**Your instructions:**
Copy every entry exactly as given, minus the images.

━━━ Provided records

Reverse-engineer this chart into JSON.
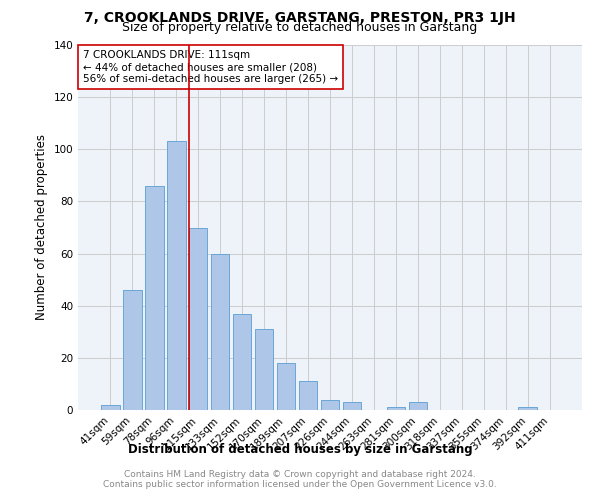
{
  "title": "7, CROOKLANDS DRIVE, GARSTANG, PRESTON, PR3 1JH",
  "subtitle": "Size of property relative to detached houses in Garstang",
  "xlabel": "Distribution of detached houses by size in Garstang",
  "ylabel": "Number of detached properties",
  "footnote1": "Contains HM Land Registry data © Crown copyright and database right 2024.",
  "footnote2": "Contains public sector information licensed under the Open Government Licence v3.0.",
  "bar_labels": [
    "41sqm",
    "59sqm",
    "78sqm",
    "96sqm",
    "115sqm",
    "133sqm",
    "152sqm",
    "170sqm",
    "189sqm",
    "207sqm",
    "226sqm",
    "244sqm",
    "263sqm",
    "281sqm",
    "300sqm",
    "318sqm",
    "337sqm",
    "355sqm",
    "374sqm",
    "392sqm",
    "411sqm"
  ],
  "bar_values": [
    2,
    46,
    86,
    103,
    70,
    60,
    37,
    31,
    18,
    11,
    4,
    3,
    0,
    1,
    3,
    0,
    0,
    0,
    0,
    1,
    0
  ],
  "bar_color": "#aec6e8",
  "bar_edge_color": "#5a9ed4",
  "vline_color": "#cc0000",
  "vline_x": 3.575,
  "annotation_text": "7 CROOKLANDS DRIVE: 111sqm\n← 44% of detached houses are smaller (208)\n56% of semi-detached houses are larger (265) →",
  "annotation_box_color": "#ffffff",
  "annotation_box_edge": "#cc0000",
  "ylim": [
    0,
    140
  ],
  "yticks": [
    0,
    20,
    40,
    60,
    80,
    100,
    120,
    140
  ],
  "grid_color": "#cccccc",
  "bg_color": "#eef2f9",
  "title_fontsize": 10,
  "subtitle_fontsize": 9,
  "axis_label_fontsize": 8.5,
  "tick_fontsize": 7.5,
  "footnote_fontsize": 6.5,
  "annotation_fontsize": 7.5
}
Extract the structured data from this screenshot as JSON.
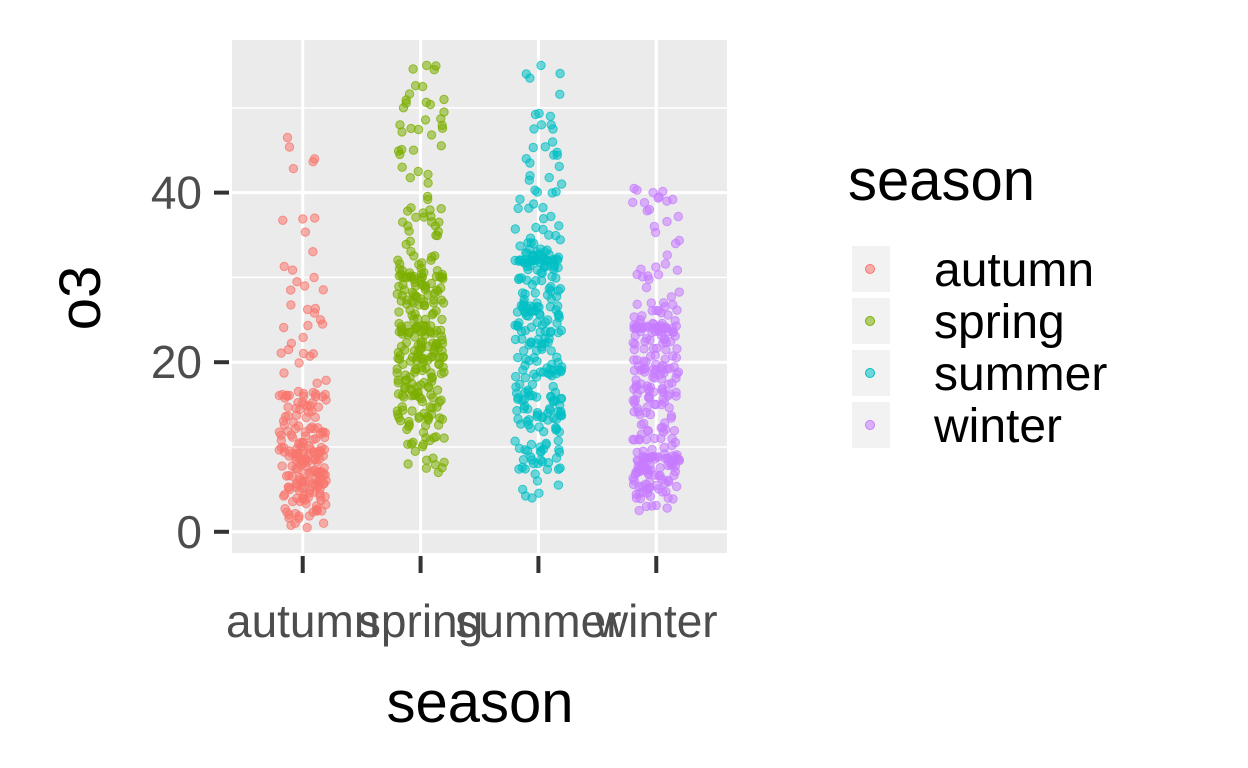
{
  "chart_data": {
    "type": "scatter",
    "subtype": "jitter",
    "xlabel": "season",
    "ylabel": "o3",
    "ylim": [
      -2.5,
      58
    ],
    "yticks": [
      0,
      20,
      40
    ],
    "categories": [
      "autumn",
      "spring",
      "summer",
      "winter"
    ],
    "grid": true,
    "panel_background": "#ebebeb",
    "point_alpha": 0.55,
    "legend": {
      "title": "season",
      "position": "right"
    },
    "series": [
      {
        "name": "autumn",
        "color": "#F8766D",
        "summary": {
          "min": 0.5,
          "q1": 6,
          "median": 10,
          "q3": 16,
          "max": 46.5,
          "n": 220
        },
        "notable_points": [
          46.5,
          37,
          30,
          29.5,
          29,
          28.5,
          25,
          24.5,
          1,
          0.5
        ]
      },
      {
        "name": "spring",
        "color": "#7CAE00",
        "summary": {
          "min": 7,
          "q1": 18,
          "median": 24,
          "q3": 30,
          "max": 55,
          "n": 300
        },
        "notable_points": [
          55,
          54.5,
          52.5,
          51,
          50,
          49.5,
          48,
          45,
          43,
          42.5,
          8,
          7.5,
          7
        ]
      },
      {
        "name": "summer",
        "color": "#00BFC4",
        "summary": {
          "min": 4,
          "q1": 16,
          "median": 25,
          "q3": 32,
          "max": 55,
          "n": 300
        },
        "notable_points": [
          55,
          54,
          49,
          48,
          47.5,
          44,
          43.5,
          42,
          41,
          6,
          5,
          4
        ]
      },
      {
        "name": "winter",
        "color": "#C77CFF",
        "summary": {
          "min": 2.5,
          "q1": 9,
          "median": 17,
          "q3": 24,
          "max": 40.5,
          "n": 290
        },
        "notable_points": [
          40.5,
          40,
          39.5,
          39,
          38,
          36,
          34,
          3,
          2.8,
          2.5
        ]
      }
    ]
  }
}
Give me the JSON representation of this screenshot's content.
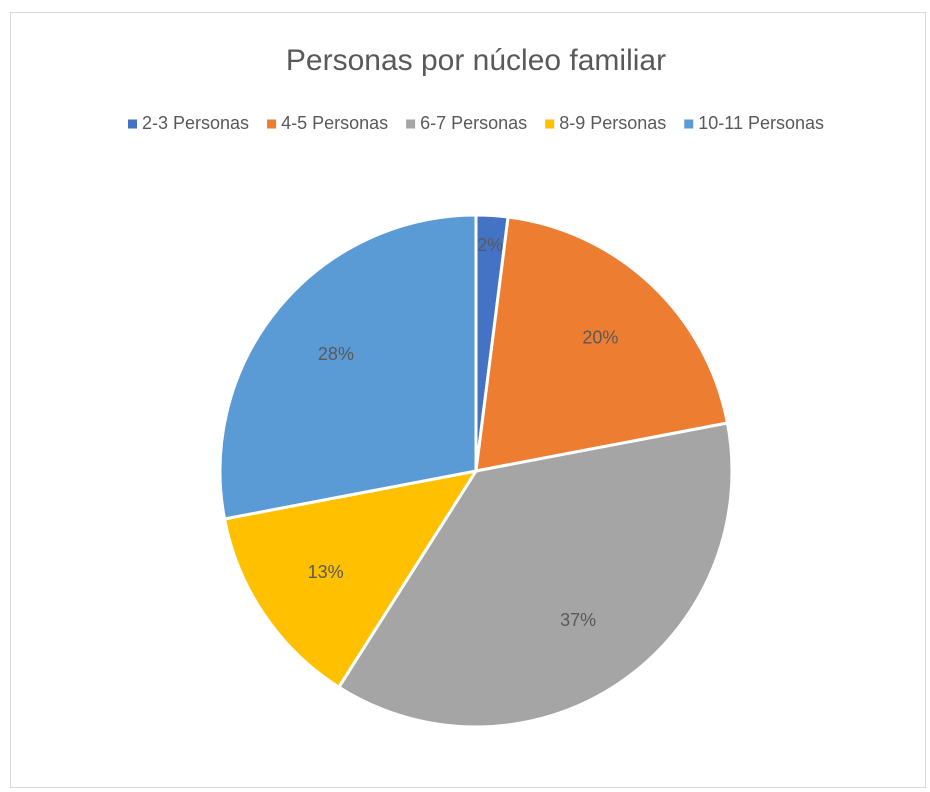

━━━━━━

**Written answer:**
Reverse-engineer this chart into JSON.
{
  "title": "7, CROOKLANDS DRIVE, GARSTANG, PRESTON, PR3 1JH",
  "subtitle": "Size of property relative to detached houses in Garstang",
  "xlabel": "Distribution of detached houses by size in Garstang",
  "ylabel": "Number of detached properties",
  "footnote1": "Contains HM Land Registry data © Crown copyright and database right 2024.",
  "footnote2": "Contains public sector information licensed under the Open Government Licence v3.0.",
  "bar_labels": [
    "41sqm",
    "59sqm",
    "78sqm",
    "96sqm",
    "115sqm",
    "133sqm",
    "152sqm",
    "170sqm",
    "189sqm",
    "207sqm",
    "226sqm",
    "244sqm",
    "263sqm",
    "281sqm",
    "300sqm",
    "318sqm",
    "337sqm",
    "355sqm",
    "374sqm",
    "392sqm",
    "411sqm"
  ],
  "bar_values": [
    2,
    46,
    86,
    103,
    70,
    60,
    37,
    31,
    18,
    11,
    4,
    3,
    0,
    1,
    3,
    0,
    0,
    0,
    0,
    1,
    0
  ],
  "bar_color": "#aec6e8",
  "bar_edge_color": "#5a9ed4",
  "vline_color": "#cc0000",
  "vline_x": 3.575,
  "annotation_text": "7 CROOKLANDS DRIVE: 111sqm\n← 44% of detached houses are smaller (208)\n56% of semi-detached houses are larger (265) →",
  "annotation_box_color": "#ffffff",
  "annotation_box_edge": "#cc0000",
  "ylim": [
    0,
    140
  ],
  "yticks": [
    0,
    20,
    40,
    60,
    80,
    100,
    120,
    140
  ],
  "grid_color": "#cccccc",
  "bg_color": "#eef2f9",
  "title_fontsize": 10,
  "subtitle_fontsize": 9,
  "axis_label_fontsize": 8.5,
  "tick_fontsize": 7.5,
  "footnote_fontsize": 6.5,
  "annotation_fontsize": 7.5
}
Extract the structured data from this screenshot as JSON.
{
  "chart_data": {
    "type": "scatter",
    "subtype": "jitter",
    "xlabel": "season",
    "ylabel": "o3",
    "ylim": [
      -2.5,
      58
    ],
    "yticks": [
      0,
      20,
      40
    ],
    "categories": [
      "autumn",
      "spring",
      "summer",
      "winter"
    ],
    "grid": true,
    "panel_background": "#ebebeb",
    "point_alpha": 0.55,
    "legend": {
      "title": "season",
      "position": "right"
    },
    "series": [
      {
        "name": "autumn",
        "color": "#F8766D",
        "summary": {
          "min": 0.5,
          "q1": 6,
          "median": 10,
          "q3": 16,
          "max": 46.5,
          "n": 220
        },
        "notable_points": [
          46.5,
          37,
          30,
          29.5,
          29,
          28.5,
          25,
          24.5,
          1,
          0.5
        ]
      },
      {
        "name": "spring",
        "color": "#7CAE00",
        "summary": {
          "min": 7,
          "q1": 18,
          "median": 24,
          "q3": 30,
          "max": 55,
          "n": 300
        },
        "notable_points": [
          55,
          54.5,
          52.5,
          51,
          50,
          49.5,
          48,
          45,
          43,
          42.5,
          8,
          7.5,
          7
        ]
      },
      {
        "name": "summer",
        "color": "#00BFC4",
        "summary": {
          "min": 4,
          "q1": 16,
          "median": 25,
          "q3": 32,
          "max": 55,
          "n": 300
        },
        "notable_points": [
          55,
          54,
          49,
          48,
          47.5,
          44,
          43.5,
          42,
          41,
          6,
          5,
          4
        ]
      },
      {
        "name": "winter",
        "color": "#C77CFF",
        "summary": {
          "min": 2.5,
          "q1": 9,
          "median": 17,
          "q3": 24,
          "max": 40.5,
          "n": 290
        },
        "notable_points": [
          40.5,
          40,
          39.5,
          39,
          38,
          36,
          34,
          3,
          2.8,
          2.5
        ]
      }
    ]
  }
}
Give me the JSON representation of this screenshot's content.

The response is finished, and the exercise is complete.